§ Problem description
In the listing below, find every line containing "sequence" and copy it out.

==== Entries supplied ====

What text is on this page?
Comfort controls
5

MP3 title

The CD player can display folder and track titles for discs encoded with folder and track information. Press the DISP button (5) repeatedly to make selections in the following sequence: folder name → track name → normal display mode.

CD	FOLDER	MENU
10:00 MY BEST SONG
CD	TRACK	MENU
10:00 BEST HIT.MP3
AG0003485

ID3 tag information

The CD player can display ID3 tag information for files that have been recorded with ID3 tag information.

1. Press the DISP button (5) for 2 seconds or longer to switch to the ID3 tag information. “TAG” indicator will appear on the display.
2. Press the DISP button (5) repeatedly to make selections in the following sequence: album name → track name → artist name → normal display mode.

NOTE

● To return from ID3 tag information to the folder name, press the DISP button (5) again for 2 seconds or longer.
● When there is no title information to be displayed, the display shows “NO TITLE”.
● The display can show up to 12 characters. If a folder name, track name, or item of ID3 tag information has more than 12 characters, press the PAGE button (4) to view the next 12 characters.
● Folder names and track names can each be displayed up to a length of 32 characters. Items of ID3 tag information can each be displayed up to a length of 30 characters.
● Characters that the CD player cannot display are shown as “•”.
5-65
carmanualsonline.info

====
==== Entries supplied ====

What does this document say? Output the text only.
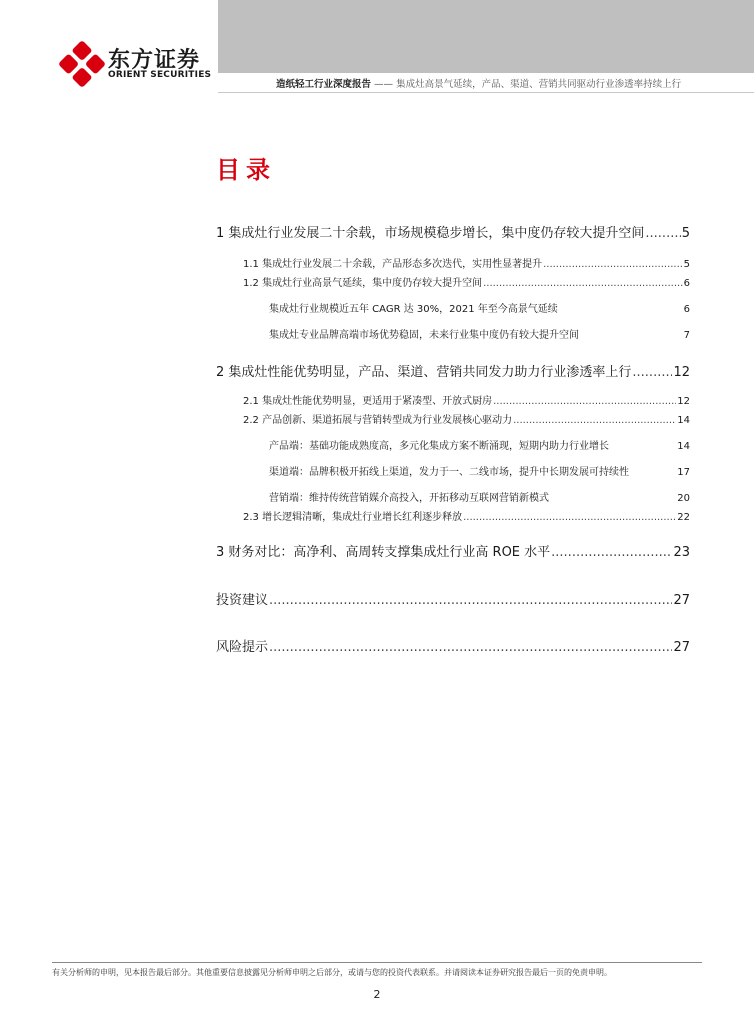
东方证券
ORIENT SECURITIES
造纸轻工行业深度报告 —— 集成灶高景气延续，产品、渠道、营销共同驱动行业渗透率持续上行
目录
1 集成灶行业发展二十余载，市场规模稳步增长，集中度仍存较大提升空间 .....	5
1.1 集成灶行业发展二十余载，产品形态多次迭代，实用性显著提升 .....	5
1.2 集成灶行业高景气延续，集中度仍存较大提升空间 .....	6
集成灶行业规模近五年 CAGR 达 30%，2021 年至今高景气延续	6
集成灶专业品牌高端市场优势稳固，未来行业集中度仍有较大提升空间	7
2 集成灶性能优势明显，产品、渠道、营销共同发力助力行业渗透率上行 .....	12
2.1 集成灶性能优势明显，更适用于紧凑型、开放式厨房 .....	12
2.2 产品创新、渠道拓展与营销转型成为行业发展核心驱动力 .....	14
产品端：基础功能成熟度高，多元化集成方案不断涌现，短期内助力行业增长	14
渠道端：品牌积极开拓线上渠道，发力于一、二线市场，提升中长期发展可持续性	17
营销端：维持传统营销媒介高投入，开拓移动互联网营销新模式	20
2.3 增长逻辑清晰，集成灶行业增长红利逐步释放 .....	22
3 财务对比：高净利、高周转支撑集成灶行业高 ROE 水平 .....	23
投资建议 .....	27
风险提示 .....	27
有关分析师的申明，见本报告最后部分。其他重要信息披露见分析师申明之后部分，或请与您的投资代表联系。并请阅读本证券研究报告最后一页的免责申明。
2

====

§ In response
The CD player can display folder and track titles for discs encoded with folder and track information. Press the DISP button (5) repeatedly to make selections in the following sequence: folder name → track name → normal display mode.
2. Press the DISP button (5) repeatedly to make selections in the following sequence: album name → track name → artist name → normal display mode.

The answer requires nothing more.